**Extracted records**:

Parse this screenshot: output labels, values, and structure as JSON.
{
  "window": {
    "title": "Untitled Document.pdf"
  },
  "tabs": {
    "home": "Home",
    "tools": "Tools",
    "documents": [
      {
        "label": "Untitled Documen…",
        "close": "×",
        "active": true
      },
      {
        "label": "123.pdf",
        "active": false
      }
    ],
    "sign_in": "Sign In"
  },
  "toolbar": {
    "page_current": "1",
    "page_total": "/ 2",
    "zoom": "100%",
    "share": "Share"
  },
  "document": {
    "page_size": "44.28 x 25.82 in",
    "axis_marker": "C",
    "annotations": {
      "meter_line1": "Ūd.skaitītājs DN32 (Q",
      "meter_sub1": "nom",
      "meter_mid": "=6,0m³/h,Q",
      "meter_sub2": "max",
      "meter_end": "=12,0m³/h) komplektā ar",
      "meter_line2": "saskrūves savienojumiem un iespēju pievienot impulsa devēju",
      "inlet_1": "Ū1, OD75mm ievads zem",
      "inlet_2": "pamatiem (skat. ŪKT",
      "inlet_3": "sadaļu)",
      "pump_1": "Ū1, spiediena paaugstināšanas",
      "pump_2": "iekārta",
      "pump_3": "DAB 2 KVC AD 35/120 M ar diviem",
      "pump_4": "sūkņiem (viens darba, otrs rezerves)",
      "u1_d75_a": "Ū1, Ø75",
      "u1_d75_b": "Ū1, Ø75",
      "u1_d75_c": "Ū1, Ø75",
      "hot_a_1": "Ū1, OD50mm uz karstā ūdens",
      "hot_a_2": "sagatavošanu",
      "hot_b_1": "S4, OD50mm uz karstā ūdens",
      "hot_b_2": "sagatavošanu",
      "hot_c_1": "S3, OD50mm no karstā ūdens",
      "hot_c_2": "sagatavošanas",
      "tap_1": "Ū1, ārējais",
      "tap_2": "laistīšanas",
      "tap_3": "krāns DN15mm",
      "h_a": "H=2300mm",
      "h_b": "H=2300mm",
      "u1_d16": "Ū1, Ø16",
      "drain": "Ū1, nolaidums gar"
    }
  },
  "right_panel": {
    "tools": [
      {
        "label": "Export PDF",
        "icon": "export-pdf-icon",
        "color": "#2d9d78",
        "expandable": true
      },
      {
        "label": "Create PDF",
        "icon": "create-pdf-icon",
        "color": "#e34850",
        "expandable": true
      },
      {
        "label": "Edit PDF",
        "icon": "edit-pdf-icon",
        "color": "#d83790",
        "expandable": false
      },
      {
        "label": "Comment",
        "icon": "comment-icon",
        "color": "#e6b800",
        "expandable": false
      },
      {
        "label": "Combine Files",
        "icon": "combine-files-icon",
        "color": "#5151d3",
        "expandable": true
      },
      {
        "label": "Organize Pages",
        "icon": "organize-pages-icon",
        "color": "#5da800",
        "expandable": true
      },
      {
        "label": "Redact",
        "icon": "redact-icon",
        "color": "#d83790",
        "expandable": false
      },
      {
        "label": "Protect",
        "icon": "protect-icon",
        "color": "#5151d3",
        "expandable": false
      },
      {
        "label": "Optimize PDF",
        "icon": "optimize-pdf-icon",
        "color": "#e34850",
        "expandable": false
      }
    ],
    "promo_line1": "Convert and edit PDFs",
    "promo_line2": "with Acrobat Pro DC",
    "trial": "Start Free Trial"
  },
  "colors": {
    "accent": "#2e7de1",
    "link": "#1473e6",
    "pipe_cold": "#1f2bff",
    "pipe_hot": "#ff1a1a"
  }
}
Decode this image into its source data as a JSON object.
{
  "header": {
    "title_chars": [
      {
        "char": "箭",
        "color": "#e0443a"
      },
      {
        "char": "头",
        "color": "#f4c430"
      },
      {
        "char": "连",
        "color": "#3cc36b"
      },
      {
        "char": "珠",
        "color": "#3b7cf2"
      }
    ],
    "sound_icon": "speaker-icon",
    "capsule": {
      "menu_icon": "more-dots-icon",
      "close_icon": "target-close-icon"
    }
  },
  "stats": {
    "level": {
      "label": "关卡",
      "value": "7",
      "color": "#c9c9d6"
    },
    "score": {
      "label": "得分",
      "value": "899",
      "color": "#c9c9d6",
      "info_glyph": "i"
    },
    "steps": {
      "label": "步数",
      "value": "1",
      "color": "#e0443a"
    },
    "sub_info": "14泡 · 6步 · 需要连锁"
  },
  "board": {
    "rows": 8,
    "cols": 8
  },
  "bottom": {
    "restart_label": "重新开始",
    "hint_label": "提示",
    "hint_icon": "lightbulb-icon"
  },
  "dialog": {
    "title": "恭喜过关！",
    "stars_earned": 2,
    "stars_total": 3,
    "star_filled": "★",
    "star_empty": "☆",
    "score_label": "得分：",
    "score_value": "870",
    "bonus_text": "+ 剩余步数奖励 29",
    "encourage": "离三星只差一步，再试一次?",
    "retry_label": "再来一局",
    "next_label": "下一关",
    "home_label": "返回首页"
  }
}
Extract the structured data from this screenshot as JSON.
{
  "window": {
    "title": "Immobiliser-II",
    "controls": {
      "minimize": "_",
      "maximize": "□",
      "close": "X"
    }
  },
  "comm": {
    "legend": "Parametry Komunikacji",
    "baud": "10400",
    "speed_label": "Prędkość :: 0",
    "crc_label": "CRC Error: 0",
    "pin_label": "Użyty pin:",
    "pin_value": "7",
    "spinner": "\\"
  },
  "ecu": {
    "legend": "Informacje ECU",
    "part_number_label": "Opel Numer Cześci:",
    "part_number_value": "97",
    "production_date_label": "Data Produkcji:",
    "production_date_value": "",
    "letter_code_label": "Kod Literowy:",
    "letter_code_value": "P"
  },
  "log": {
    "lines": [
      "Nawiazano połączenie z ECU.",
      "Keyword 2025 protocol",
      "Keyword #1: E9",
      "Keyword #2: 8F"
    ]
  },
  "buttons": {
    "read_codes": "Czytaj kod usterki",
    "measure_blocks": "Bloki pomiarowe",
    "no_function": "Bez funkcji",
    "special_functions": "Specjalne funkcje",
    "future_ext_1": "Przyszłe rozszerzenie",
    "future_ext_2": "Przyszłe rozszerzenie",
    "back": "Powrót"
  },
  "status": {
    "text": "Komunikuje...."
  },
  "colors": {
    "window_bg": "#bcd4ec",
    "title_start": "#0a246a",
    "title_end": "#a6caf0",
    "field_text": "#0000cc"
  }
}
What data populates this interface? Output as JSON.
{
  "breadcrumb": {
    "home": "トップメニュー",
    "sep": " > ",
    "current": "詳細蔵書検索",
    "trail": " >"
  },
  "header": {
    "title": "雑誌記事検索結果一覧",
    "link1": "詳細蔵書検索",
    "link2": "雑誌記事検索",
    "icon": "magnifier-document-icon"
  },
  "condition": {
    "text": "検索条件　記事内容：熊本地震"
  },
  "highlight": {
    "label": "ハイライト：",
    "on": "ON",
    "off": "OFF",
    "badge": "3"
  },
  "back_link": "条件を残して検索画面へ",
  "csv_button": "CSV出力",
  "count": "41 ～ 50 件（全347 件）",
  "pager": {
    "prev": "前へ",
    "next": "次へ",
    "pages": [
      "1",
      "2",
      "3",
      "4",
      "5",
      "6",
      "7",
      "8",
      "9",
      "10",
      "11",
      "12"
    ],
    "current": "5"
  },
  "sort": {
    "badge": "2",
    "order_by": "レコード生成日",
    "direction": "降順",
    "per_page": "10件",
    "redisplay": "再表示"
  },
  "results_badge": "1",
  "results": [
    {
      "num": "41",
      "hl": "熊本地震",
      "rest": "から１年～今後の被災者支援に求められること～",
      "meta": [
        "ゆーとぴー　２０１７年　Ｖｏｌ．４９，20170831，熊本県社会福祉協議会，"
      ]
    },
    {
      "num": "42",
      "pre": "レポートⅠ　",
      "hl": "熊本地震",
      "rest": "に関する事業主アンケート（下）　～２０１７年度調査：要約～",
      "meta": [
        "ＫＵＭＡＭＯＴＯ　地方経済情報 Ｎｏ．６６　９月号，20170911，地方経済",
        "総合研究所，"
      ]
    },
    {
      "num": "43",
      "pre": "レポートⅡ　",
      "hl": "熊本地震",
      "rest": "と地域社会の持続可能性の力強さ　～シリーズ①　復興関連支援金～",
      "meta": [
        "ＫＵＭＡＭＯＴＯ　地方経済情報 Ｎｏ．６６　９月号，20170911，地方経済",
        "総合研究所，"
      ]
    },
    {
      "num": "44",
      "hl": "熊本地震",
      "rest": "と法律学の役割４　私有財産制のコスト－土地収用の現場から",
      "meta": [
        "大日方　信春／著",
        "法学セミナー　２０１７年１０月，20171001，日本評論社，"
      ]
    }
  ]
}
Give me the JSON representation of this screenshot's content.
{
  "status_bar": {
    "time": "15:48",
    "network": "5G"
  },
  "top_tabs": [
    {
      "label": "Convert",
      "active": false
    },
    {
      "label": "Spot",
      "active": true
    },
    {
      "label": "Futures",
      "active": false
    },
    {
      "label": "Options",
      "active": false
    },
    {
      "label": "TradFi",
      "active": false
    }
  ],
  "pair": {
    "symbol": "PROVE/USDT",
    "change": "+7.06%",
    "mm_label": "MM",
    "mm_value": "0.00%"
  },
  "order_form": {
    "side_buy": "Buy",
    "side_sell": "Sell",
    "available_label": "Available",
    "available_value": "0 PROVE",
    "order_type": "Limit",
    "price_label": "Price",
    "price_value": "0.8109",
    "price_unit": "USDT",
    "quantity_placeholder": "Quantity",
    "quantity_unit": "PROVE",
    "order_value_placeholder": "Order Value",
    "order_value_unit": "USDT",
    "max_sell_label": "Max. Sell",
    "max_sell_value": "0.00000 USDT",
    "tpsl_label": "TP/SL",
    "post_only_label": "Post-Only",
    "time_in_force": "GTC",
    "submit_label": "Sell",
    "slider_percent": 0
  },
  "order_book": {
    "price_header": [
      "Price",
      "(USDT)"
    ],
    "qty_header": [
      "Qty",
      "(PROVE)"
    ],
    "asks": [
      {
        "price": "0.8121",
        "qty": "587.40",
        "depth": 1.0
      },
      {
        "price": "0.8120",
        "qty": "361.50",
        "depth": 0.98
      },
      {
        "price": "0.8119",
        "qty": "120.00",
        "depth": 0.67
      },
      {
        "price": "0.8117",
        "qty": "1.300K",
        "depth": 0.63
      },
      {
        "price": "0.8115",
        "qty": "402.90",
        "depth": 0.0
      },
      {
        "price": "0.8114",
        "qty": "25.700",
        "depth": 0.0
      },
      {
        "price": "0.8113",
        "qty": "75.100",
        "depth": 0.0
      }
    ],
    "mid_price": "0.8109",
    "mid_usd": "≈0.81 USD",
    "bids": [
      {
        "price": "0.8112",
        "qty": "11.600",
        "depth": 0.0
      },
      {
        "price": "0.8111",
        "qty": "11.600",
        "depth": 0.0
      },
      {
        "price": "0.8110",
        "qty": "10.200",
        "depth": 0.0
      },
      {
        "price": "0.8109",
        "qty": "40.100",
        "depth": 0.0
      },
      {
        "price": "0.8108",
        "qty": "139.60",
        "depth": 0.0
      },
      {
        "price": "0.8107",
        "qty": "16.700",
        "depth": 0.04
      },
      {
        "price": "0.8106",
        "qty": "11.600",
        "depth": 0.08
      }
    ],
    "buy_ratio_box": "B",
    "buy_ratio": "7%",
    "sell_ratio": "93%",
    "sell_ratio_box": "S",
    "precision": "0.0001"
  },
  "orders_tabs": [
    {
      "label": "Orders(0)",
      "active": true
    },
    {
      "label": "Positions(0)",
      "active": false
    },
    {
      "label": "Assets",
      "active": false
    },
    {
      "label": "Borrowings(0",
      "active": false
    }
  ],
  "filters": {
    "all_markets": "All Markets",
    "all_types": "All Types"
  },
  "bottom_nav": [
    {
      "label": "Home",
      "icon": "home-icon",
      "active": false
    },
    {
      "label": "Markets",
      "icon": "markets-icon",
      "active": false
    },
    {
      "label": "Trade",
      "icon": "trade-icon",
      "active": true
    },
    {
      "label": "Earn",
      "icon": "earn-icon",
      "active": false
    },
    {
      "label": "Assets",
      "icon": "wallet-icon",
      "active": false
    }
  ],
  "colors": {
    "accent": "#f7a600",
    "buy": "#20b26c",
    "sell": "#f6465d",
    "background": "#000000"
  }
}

**Directions for this task**: Read through the entries and copy each line in which "rozszerzenie" appears.

**Task output**:
    "future_ext_1": "Przyszłe rozszerzenie",
    "future_ext_2": "Przyszłe rozszerzenie",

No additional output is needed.